STATED TASK:
Print the records again, character for character.

Records that describe figures:

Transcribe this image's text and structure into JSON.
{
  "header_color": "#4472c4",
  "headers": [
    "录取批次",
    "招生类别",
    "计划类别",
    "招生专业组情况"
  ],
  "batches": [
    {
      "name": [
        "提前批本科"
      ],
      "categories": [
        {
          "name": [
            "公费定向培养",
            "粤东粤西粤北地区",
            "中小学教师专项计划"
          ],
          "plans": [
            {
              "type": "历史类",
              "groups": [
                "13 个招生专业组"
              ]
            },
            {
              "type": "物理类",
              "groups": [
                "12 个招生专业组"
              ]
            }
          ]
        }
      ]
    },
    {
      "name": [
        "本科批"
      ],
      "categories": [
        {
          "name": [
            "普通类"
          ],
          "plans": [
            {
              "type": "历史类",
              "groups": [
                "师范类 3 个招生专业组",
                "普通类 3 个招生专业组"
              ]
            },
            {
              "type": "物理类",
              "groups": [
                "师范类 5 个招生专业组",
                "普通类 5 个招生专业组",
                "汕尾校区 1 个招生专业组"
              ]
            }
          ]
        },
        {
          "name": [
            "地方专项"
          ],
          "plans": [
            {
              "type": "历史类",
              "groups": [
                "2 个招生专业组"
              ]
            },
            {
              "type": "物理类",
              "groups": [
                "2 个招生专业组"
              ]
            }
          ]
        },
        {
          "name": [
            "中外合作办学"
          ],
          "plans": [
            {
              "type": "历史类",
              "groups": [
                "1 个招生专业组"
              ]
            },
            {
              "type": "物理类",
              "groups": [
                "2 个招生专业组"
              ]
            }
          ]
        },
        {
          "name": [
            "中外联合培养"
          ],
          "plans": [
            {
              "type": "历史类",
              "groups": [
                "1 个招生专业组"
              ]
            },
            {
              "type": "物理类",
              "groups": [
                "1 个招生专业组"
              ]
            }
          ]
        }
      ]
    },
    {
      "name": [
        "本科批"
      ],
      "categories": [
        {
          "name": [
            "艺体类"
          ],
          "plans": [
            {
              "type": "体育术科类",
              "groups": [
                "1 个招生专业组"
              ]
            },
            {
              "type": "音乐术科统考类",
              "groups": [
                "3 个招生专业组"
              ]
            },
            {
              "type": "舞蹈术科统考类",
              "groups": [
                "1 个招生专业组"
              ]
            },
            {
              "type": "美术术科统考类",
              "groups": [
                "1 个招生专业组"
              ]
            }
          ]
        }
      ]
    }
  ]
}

WRITTEN SOLUTION:
Transcribe this image's text and structure into JSON.
{
  "header_color": "#4472c4",
  "headers": [
    "录取批次",
    "招生类别",
    "计划类别",
    "招生专业组情况"
  ],
  "batches": [
    {
      "name": [
        "提前批本科"
      ],
      "categories": [
        {
          "name": [
            "公费定向培养",
            "粤东粤西粤北地区",
            "中小学教师专项计划"
          ],
          "plans": [
            {
              "type": "历史类",
              "groups": [
                "13 个招生专业组"
              ]
            },
            {
              "type": "物理类",
              "groups": [
                "12 个招生专业组"
              ]
            }
          ]
        }
      ]
    },
    {
      "name": [
        "本科批"
      ],
      "categories": [
        {
          "name": [
            "普通类"
          ],
          "plans": [
            {
              "type": "历史类",
              "groups": [
                "师范类 3 个招生专业组",
                "普通类 3 个招生专业组"
              ]
            },
            {
              "type": "物理类",
              "groups": [
                "师范类 5 个招生专业组",
                "普通类 5 个招生专业组",
                "汕尾校区 1 个招生专业组"
              ]
            }
          ]
        },
        {
          "name": [
            "地方专项"
          ],
          "plans": [
            {
              "type": "历史类",
              "groups": [
                "2 个招生专业组"
              ]
            },
            {
              "type": "物理类",
              "groups": [
                "2 个招生专业组"
              ]
            }
          ]
        },
        {
          "name": [
            "中外合作办学"
          ],
          "plans": [
            {
              "type": "历史类",
              "groups": [
                "1 个招生专业组"
              ]
            },
            {
              "type": "物理类",
              "groups": [
                "2 个招生专业组"
              ]
            }
          ]
        },
        {
          "name": [
            "中外联合培养"
          ],
          "plans": [
            {
              "type": "历史类",
              "groups": [
                "1 个招生专业组"
              ]
            },
            {
              "type": "物理类",
              "groups": [
                "1 个招生专业组"
              ]
            }
          ]
        }
      ]
    },
    {
      "name": [
        "本科批"
      ],
      "categories": [
        {
          "name": [
            "艺体类"
          ],
          "plans": [
            {
              "type": "体育术科类",
              "groups": [
                "1 个招生专业组"
              ]
            },
            {
              "type": "音乐术科统考类",
              "groups": [
                "3 个招生专业组"
              ]
            },
            {
              "type": "舞蹈术科统考类",
              "groups": [
                "1 个招生专业组"
              ]
            },
            {
              "type": "美术术科统考类",
              "groups": [
                "1 个招生专业组"
              ]
            }
          ]
        }
      ]
    }
  ]
}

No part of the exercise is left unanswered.